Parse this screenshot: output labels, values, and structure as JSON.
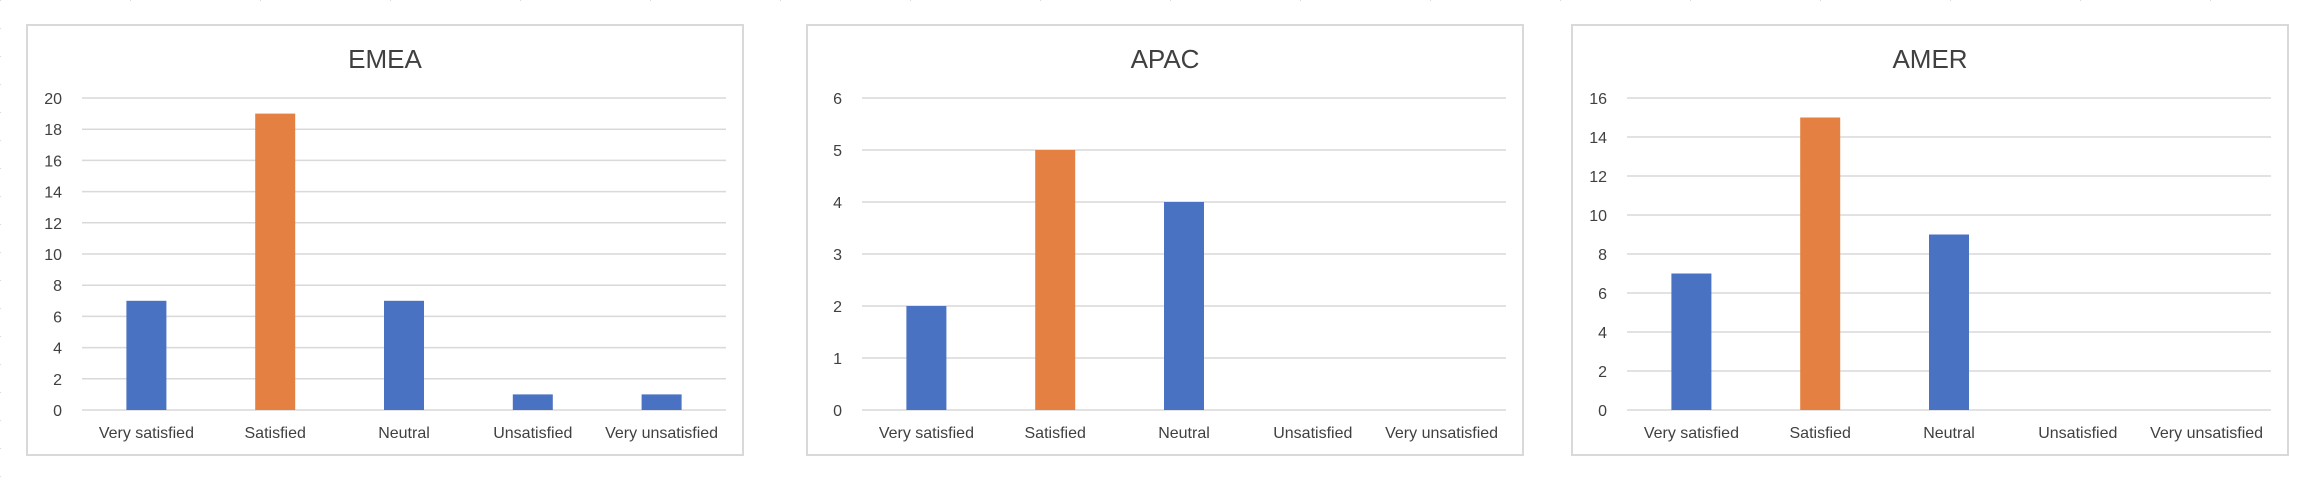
{
  "colors": {
    "default_bar": "#4a72c2",
    "highlight_bar": "#e48142",
    "gridline": "#d9d9d9",
    "axis_text": "#404040"
  },
  "chart_data": [
    {
      "type": "bar",
      "title": "EMEA",
      "categories": [
        "Very satisfied",
        "Satisfied",
        "Neutral",
        "Unsatisfied",
        "Very unsatisfied"
      ],
      "values": [
        7,
        19,
        7,
        1,
        1
      ],
      "highlight_index": 1,
      "ylim": [
        0,
        20
      ],
      "yticks": [
        0,
        2,
        4,
        6,
        8,
        10,
        12,
        14,
        16,
        18,
        20
      ],
      "grid": true,
      "legend": "none"
    },
    {
      "type": "bar",
      "title": "APAC",
      "categories": [
        "Very satisfied",
        "Satisfied",
        "Neutral",
        "Unsatisfied",
        "Very unsatisfied"
      ],
      "values": [
        2,
        5,
        4,
        0,
        0
      ],
      "highlight_index": 1,
      "ylim": [
        0,
        6
      ],
      "yticks": [
        0,
        1,
        2,
        3,
        4,
        5,
        6
      ],
      "grid": true,
      "legend": "none"
    },
    {
      "type": "bar",
      "title": "AMER",
      "categories": [
        "Very satisfied",
        "Satisfied",
        "Neutral",
        "Unsatisfied",
        "Very unsatisfied"
      ],
      "values": [
        7,
        15,
        9,
        0,
        0
      ],
      "highlight_index": 1,
      "ylim": [
        0,
        16
      ],
      "yticks": [
        0,
        2,
        4,
        6,
        8,
        10,
        12,
        14,
        16
      ],
      "grid": true,
      "legend": "none"
    }
  ]
}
▬▬▬▬▬▬▬▬▬▬
• Challenge
Please set down each line of the data above exactly as written, without the pictures.

• Full response
Parse this screenshot: output labels, values, and structure as JSON.
{
  "colors": {
    "default_bar": "#4a72c2",
    "highlight_bar": "#e48142",
    "gridline": "#d9d9d9",
    "axis_text": "#404040"
  },
  "chart_data": [
    {
      "type": "bar",
      "title": "EMEA",
      "categories": [
        "Very satisfied",
        "Satisfied",
        "Neutral",
        "Unsatisfied",
        "Very unsatisfied"
      ],
      "values": [
        7,
        19,
        7,
        1,
        1
      ],
      "highlight_index": 1,
      "ylim": [
        0,
        20
      ],
      "yticks": [
        0,
        2,
        4,
        6,
        8,
        10,
        12,
        14,
        16,
        18,
        20
      ],
      "grid": true,
      "legend": "none"
    },
    {
      "type": "bar",
      "title": "APAC",
      "categories": [
        "Very satisfied",
        "Satisfied",
        "Neutral",
        "Unsatisfied",
        "Very unsatisfied"
      ],
      "values": [
        2,
        5,
        4,
        0,
        0
      ],
      "highlight_index": 1,
      "ylim": [
        0,
        6
      ],
      "yticks": [
        0,
        1,
        2,
        3,
        4,
        5,
        6
      ],
      "grid": true,
      "legend": "none"
    },
    {
      "type": "bar",
      "title": "AMER",
      "categories": [
        "Very satisfied",
        "Satisfied",
        "Neutral",
        "Unsatisfied",
        "Very unsatisfied"
      ],
      "values": [
        7,
        15,
        9,
        0,
        0
      ],
      "highlight_index": 1,
      "ylim": [
        0,
        16
      ],
      "yticks": [
        0,
        2,
        4,
        6,
        8,
        10,
        12,
        14,
        16
      ],
      "grid": true,
      "legend": "none"
    }
  ]
}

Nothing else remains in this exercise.